EXTRAIT DU TEXTE -
^^^^^^^^

La mort de Murai Hideo
Il faut attendre cette dernière affaire (ajoutée aux opérations de trafic d'armes, voir article précédent) pour que la police se décide à intervenir contre la secte. Cette décision provoquera les attaques précipitées du métro de Tokyo. L'enquête menée aux lendemains des attaques lève le voile sur l'étonnante protection dont a bénéficié la secte. Quelques faits sont troublants. En 1991, l'administration de l'université russo-japonaise de Moscou est confiée à la secte Aum. La secte compte dans ses rangs un certain nombre d'agents du Naisho sans que l'on ait réussi à savoir s'il s'agissait d'agent double ou d'agent infiltré. Murai Hideo, l'homme qui en savait le plus sur les recherches de la secte est assassiné par Jo Hiroyuki un coréen de deuxième génération appartenant au yamaguchi gumi, une mafia japonaise le 23 avril 1995, un mois après les attentats. L'université russo-japonaise de Moscou brûle de manière étrange le 26 mars 1995, cinq jours après les attentats. Le plus étrange concerne le nombre élevé de "cerveaux" recrutés par la secte au point d'alimenter les plus folles rumeurs : la secte aurait travaillé sur des armes sismiques qui seraient à l'origine du séisme de Kobé (le gourou ayant déclaré le 8 janvier 1995, 9 jours avant la catastrophe l'imminence d'un séisme vraisemblablement autour de Kobé). Derrière ces fantasme se trouve pourtant une part de vérité.

^^^^^^^^

EXERCICES PROPOSÉS -
A. Relevez, dans l'ordre où elles apparaissent, toutes les dates citées dans l'extrait sur la secte Aum, qu'il s'agisse d'une année seule ou d'un jour, d'un mois et d'une année.
B. Poursuivez l'extrait sur la secte Aum à la suite de sa dernière phrase.
Le matériel qui suit n'est pas nécessaire.

^^^^^^^^

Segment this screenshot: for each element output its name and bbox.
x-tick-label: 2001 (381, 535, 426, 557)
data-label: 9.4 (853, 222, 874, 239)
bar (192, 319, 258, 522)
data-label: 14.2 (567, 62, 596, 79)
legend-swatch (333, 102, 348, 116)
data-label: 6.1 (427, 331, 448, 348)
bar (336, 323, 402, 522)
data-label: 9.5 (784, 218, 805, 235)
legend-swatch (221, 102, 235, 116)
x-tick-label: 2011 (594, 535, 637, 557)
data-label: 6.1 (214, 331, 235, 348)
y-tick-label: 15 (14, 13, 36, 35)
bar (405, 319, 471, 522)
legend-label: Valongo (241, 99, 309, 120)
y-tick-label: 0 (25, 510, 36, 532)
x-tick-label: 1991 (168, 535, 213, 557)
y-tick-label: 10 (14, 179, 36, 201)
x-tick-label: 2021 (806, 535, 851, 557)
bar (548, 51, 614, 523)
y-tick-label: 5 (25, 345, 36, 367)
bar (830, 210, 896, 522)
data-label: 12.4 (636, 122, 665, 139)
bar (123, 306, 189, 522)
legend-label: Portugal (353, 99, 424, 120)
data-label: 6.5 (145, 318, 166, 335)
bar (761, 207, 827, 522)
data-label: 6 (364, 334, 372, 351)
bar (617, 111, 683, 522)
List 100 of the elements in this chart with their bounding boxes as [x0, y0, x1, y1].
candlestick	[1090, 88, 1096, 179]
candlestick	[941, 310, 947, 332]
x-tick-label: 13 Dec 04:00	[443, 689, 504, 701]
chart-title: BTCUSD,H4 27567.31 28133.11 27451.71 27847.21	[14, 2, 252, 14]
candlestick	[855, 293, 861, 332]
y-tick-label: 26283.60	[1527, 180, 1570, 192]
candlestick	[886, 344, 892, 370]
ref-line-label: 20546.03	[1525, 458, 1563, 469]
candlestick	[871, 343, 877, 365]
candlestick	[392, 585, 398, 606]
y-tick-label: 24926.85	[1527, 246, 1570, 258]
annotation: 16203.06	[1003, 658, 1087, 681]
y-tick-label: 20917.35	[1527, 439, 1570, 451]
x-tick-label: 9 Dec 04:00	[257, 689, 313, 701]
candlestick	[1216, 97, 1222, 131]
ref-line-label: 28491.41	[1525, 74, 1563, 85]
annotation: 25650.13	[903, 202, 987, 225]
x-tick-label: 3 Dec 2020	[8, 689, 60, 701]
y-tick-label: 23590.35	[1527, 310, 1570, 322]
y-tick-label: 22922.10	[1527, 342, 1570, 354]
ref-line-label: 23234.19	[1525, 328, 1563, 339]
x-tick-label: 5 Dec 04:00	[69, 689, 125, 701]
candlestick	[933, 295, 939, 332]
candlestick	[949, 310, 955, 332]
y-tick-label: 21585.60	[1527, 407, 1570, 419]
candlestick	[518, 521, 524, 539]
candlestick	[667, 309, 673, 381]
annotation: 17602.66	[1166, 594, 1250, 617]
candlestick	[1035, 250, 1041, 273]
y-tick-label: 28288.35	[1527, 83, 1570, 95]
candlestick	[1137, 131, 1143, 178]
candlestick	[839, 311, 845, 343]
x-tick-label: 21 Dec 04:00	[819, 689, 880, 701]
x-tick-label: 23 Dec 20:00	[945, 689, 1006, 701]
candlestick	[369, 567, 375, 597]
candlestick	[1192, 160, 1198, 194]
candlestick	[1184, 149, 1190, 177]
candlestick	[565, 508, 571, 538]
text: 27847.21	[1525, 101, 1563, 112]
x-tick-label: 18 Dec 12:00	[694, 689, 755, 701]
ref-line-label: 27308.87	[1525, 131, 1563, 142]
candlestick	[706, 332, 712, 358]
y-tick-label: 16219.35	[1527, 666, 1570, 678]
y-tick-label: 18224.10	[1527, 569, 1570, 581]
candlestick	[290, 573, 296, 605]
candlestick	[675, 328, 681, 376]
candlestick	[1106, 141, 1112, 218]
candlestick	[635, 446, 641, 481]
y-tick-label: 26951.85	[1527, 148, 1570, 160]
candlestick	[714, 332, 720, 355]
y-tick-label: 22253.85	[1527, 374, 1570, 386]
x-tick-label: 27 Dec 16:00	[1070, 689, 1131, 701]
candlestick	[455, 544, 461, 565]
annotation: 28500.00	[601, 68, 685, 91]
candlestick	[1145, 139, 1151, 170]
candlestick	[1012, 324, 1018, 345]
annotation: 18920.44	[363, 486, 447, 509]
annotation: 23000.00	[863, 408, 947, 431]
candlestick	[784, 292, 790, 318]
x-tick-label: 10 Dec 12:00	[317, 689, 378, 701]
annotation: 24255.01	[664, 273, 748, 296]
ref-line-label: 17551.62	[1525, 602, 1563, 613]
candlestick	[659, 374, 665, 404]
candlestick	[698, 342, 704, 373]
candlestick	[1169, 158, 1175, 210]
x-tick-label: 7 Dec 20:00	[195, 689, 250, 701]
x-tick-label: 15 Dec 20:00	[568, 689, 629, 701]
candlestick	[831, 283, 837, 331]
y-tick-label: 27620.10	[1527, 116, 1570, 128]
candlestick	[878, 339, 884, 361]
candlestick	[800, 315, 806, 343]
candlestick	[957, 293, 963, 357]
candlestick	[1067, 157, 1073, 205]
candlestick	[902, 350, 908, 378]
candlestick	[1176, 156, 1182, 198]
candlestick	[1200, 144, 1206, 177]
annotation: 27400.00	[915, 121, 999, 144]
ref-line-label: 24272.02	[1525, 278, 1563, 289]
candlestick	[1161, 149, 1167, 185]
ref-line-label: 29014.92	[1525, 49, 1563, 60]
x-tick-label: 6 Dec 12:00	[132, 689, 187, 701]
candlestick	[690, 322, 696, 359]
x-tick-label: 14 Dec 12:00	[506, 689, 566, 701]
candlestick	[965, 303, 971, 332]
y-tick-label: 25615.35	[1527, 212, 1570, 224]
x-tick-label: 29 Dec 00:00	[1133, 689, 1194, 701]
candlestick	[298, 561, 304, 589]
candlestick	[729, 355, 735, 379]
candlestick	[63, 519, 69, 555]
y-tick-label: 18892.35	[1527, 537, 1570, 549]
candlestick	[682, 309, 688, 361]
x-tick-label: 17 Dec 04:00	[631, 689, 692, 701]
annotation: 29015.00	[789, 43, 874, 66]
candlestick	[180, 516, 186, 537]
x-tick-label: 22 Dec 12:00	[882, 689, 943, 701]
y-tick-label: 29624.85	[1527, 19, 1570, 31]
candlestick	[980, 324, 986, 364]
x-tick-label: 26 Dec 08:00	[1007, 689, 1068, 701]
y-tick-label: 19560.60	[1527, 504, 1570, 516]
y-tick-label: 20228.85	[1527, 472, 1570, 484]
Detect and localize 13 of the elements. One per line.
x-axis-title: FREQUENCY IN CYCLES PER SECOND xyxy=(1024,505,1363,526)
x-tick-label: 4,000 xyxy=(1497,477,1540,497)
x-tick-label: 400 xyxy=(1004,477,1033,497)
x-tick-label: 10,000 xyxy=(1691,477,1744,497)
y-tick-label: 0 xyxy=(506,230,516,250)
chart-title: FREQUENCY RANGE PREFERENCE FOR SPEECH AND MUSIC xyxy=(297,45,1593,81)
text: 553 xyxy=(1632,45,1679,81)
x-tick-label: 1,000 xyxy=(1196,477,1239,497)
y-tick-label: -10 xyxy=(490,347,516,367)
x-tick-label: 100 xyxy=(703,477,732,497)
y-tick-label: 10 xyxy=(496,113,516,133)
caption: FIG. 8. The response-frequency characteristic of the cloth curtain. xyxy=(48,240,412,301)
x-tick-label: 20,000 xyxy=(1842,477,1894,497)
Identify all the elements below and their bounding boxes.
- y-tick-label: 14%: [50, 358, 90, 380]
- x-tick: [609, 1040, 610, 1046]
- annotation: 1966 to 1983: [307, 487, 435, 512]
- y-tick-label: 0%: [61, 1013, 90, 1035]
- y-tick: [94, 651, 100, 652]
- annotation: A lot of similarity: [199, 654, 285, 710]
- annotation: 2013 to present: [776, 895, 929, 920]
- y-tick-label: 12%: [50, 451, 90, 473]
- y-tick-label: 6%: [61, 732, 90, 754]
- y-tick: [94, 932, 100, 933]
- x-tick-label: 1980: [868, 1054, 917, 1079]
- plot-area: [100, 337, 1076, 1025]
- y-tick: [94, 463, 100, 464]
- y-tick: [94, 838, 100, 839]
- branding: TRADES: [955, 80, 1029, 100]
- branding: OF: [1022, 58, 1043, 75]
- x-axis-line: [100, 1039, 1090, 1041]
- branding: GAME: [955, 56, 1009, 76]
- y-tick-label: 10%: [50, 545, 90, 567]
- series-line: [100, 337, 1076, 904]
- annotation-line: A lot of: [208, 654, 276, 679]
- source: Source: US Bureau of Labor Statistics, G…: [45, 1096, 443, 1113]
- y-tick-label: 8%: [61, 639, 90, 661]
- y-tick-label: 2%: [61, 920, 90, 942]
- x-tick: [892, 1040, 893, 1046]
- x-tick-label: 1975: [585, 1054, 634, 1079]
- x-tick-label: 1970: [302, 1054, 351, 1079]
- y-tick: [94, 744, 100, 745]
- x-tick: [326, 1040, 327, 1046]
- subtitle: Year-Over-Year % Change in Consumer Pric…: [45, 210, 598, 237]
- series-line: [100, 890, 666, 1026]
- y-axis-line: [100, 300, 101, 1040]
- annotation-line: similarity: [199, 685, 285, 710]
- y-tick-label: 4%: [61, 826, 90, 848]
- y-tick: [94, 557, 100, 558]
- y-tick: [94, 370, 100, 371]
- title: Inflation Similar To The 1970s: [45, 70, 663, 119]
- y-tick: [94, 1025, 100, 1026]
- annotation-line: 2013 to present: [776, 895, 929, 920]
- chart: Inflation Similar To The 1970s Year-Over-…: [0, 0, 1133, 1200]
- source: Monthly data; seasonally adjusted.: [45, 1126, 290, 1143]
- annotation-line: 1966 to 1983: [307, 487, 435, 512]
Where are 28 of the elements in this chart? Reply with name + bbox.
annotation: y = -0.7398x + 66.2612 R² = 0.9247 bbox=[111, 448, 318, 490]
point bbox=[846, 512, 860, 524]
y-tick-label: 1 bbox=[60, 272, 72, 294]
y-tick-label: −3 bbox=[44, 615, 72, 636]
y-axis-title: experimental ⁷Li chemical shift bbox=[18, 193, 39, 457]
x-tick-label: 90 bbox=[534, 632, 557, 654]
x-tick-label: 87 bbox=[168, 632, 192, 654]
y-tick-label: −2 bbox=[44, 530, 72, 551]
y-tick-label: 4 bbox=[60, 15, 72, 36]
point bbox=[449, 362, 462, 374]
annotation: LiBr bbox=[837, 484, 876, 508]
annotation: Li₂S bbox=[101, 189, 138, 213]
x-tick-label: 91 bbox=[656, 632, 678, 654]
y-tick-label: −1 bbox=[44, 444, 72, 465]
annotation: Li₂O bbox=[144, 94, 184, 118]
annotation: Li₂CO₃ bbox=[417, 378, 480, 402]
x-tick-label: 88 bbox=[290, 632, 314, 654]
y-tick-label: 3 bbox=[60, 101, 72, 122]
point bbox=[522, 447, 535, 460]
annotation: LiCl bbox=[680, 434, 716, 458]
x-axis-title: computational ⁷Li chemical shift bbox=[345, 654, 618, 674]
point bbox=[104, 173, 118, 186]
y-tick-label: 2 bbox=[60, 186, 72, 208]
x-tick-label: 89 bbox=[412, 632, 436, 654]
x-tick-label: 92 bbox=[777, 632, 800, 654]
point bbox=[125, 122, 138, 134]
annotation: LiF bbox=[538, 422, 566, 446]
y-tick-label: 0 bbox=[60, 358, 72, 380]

^^^^^^^^

RÉPONSES ATTENDUES -
A. 1991 ; 23 avril 1995 ; 26 mars 1995 ; 8 janvier 1995

B.
La secte a eu un double rôle. D'abord elle a mené des recherches dans les domaines de la guerre bactériologique, chimique et électronique au profit d'officines privées et publiques en lien avec les forces d'autodéfense et de la fraction la plus à droite du PLD. Pour preuve la naissance de la secte au moment où le président Reagan et le premier ministre Nakasone lançaient le programme de "guerre des étoiles" Ensuite elle a servi d'aspirateurs pour récolter informations et chercheurs en Russie d'où son influence dans l'université russo-japonaise à travers laquelle de nombreux savants russes ont été approchés et captés. Avec la chute de l'URSS, quelques officiels se préparent à la future confrontation avec la Chine en accélérant les travaux de recherche. Thèse iconoclaste ? pas tant que cela puisque un précédent existe. La secte Soka Gakkai a été soupçonnée de mener des opérations d'espionnage industriel en France au travers de ces activités "religieuses". Et l'aspect précipité des attaques du métro confirme la volonté du gourou de masquer l'ampleur de ses actions qui ont sans doute dépassé ce qu'il était autorisé à faire.

Il semble que la secte ait joué un rôle de paravent pour des opérations illégales. Mais l'instabilité de son gourou a provoqué un drame et dévoilé un écheveau complexe où gravitent officines secrètes, mafias et groupes politiques qui ont vite étouffé pour éviter le scandale général.